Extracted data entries
+===+
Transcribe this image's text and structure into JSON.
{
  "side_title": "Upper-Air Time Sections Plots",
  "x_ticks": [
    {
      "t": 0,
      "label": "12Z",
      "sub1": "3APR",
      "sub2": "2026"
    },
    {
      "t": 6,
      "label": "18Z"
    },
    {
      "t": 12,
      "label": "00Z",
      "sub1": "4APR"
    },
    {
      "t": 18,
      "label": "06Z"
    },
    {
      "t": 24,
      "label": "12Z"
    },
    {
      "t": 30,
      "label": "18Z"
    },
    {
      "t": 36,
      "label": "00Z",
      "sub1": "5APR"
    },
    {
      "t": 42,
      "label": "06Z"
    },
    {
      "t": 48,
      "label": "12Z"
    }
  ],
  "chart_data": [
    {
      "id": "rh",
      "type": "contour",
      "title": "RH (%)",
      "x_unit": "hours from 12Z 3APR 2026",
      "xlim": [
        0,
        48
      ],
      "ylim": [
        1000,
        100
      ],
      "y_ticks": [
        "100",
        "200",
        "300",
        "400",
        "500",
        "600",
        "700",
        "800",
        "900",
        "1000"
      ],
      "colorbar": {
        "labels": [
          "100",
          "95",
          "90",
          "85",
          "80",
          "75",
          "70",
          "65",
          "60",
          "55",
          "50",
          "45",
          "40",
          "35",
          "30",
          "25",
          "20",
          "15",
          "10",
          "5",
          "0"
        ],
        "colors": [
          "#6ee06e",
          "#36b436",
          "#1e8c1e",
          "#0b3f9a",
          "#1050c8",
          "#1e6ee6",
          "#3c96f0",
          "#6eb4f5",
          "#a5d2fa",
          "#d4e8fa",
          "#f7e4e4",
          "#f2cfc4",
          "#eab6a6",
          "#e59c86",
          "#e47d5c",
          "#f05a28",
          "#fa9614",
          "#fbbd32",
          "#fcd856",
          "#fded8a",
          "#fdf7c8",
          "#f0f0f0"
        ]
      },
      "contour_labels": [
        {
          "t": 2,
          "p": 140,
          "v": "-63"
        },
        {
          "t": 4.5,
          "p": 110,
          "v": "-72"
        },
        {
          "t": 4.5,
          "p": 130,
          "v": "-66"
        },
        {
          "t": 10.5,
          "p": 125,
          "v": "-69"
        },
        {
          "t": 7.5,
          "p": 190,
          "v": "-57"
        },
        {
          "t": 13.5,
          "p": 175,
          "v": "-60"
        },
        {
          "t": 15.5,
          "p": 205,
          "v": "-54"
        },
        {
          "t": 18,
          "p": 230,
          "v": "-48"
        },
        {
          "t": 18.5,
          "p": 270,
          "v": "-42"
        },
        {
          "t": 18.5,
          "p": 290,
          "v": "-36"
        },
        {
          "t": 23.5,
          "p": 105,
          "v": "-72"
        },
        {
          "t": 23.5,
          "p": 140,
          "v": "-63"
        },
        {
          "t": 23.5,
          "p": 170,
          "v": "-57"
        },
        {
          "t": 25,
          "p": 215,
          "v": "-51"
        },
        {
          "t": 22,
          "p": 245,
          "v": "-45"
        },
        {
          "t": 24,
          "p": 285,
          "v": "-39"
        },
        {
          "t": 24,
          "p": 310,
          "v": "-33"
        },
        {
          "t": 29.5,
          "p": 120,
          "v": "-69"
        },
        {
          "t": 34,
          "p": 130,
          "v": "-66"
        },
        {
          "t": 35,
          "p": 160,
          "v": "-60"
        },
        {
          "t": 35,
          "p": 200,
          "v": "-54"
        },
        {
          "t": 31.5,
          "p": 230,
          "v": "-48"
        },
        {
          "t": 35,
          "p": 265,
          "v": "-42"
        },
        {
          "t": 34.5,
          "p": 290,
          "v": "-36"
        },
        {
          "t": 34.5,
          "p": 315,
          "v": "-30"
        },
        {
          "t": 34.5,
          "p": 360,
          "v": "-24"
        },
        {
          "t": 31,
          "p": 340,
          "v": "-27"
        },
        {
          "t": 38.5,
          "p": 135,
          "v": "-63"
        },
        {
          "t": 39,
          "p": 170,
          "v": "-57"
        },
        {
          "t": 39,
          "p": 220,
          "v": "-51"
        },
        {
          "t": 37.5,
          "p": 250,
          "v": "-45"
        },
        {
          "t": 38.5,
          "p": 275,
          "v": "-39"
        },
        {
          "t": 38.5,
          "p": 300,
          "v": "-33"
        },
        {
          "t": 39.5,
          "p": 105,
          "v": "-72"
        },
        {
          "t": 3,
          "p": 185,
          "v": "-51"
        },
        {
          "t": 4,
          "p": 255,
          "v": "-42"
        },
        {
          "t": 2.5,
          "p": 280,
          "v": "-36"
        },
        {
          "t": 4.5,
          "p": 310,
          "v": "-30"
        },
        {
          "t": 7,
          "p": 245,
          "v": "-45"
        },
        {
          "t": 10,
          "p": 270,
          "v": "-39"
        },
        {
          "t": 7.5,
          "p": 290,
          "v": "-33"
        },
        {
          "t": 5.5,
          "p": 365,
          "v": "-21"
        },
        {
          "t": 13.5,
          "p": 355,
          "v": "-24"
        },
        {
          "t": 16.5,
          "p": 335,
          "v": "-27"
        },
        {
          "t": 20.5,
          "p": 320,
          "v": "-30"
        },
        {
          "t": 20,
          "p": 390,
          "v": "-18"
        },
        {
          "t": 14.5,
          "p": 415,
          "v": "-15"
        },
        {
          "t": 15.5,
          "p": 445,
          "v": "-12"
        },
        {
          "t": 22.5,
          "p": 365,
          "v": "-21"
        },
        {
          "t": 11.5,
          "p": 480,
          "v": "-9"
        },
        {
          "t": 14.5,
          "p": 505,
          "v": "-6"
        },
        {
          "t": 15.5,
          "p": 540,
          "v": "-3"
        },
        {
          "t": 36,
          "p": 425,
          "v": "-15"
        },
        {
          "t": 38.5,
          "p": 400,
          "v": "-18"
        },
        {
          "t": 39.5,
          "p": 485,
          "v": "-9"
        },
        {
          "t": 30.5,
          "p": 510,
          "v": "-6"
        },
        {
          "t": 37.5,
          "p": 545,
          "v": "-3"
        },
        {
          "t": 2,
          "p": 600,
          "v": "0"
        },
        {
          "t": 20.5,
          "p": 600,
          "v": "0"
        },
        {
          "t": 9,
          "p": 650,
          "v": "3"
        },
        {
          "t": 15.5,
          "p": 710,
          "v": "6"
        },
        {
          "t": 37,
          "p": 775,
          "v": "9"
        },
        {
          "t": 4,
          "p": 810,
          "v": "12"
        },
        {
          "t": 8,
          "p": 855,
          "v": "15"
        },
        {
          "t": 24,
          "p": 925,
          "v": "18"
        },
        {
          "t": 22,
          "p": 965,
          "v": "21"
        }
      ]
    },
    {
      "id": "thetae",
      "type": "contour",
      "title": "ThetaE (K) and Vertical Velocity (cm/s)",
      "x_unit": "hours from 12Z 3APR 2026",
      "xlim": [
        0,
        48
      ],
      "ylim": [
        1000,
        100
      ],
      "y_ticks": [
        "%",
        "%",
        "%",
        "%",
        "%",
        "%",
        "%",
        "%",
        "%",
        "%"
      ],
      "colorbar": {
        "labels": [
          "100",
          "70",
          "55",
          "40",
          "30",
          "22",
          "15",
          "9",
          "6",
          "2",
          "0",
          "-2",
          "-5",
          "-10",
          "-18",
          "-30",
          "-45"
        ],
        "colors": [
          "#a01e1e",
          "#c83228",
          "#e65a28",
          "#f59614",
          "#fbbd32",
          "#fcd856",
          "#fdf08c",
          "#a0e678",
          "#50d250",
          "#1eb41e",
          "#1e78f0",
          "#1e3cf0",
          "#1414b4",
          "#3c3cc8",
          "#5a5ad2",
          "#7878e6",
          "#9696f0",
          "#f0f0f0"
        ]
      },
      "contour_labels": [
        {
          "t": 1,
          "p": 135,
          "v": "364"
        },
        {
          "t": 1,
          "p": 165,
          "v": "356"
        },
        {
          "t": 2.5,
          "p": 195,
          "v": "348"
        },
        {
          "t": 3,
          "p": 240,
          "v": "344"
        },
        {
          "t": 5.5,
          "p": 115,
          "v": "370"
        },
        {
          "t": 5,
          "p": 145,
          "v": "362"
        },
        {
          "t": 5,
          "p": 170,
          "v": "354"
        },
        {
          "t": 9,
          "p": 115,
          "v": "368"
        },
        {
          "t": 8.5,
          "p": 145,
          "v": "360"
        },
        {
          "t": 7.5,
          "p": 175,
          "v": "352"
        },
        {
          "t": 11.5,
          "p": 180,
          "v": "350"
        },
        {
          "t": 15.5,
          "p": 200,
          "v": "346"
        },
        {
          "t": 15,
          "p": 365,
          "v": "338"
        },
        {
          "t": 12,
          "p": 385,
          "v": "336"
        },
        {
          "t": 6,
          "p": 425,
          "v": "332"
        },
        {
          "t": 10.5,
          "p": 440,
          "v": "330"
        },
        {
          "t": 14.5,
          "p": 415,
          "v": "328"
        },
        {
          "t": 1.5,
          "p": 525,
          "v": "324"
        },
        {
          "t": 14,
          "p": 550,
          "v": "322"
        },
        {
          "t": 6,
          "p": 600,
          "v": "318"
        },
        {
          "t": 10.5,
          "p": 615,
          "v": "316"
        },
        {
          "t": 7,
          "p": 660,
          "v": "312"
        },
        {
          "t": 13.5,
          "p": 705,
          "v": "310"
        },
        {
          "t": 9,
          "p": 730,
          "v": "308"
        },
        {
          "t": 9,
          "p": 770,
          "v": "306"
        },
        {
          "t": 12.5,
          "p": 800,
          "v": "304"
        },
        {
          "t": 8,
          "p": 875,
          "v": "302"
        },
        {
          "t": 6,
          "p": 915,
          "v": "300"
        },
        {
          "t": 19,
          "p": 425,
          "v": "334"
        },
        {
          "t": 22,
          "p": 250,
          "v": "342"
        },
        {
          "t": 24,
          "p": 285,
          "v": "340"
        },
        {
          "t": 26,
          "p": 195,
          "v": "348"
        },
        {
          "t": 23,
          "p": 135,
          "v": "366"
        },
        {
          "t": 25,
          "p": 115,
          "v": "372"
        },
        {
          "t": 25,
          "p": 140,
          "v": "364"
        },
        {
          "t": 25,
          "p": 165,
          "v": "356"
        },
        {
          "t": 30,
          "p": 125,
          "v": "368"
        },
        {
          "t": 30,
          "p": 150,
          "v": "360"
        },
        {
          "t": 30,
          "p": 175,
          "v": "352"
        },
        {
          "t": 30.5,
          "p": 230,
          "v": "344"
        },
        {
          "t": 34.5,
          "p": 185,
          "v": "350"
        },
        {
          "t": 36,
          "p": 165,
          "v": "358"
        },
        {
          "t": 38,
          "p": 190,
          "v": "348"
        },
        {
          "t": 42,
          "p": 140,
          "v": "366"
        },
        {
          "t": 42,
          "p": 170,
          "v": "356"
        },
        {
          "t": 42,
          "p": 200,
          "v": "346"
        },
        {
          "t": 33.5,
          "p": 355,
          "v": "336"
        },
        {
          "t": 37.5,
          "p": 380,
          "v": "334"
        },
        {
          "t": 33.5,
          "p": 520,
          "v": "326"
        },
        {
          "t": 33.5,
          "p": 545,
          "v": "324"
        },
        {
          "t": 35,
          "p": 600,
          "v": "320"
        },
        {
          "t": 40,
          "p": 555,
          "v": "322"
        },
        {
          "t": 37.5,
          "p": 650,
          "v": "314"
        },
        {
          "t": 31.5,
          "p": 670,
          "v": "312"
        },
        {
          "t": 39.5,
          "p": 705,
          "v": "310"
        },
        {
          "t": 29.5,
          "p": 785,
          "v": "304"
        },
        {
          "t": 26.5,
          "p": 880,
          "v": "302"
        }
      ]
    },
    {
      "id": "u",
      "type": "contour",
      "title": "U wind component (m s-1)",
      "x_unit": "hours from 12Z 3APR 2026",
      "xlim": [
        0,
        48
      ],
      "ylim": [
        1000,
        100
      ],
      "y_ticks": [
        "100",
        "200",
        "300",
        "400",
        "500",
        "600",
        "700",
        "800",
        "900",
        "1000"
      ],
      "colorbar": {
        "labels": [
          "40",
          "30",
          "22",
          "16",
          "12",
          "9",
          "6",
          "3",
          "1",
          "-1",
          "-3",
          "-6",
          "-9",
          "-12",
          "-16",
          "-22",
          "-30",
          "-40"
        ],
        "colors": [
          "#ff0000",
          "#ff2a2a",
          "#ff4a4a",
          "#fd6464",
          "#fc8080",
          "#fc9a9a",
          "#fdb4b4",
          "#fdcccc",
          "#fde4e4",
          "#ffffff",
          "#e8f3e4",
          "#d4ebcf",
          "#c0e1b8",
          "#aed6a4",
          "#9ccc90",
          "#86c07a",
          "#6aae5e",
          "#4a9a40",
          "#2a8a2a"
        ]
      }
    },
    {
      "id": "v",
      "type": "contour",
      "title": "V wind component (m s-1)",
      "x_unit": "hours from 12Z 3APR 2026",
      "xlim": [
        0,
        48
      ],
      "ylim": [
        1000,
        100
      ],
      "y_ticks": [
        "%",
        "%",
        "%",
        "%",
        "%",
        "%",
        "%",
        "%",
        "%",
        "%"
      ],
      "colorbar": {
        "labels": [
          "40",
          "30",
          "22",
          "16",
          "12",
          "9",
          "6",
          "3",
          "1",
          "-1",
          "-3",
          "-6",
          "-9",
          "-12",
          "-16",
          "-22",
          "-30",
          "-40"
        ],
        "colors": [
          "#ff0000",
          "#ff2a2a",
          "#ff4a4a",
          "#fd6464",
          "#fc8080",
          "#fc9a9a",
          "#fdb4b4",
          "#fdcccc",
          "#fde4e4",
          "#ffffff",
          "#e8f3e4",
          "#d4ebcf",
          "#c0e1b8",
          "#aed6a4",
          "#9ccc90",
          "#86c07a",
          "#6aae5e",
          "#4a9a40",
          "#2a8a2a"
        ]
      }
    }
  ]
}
+===+
◆ YOUR GOAL:
From the records above, pull out each line that has "wind".

◆ EXERCISE ANSWER:
      "title": "U wind component (m s-1)",
      "title": "V wind component (m s-1)",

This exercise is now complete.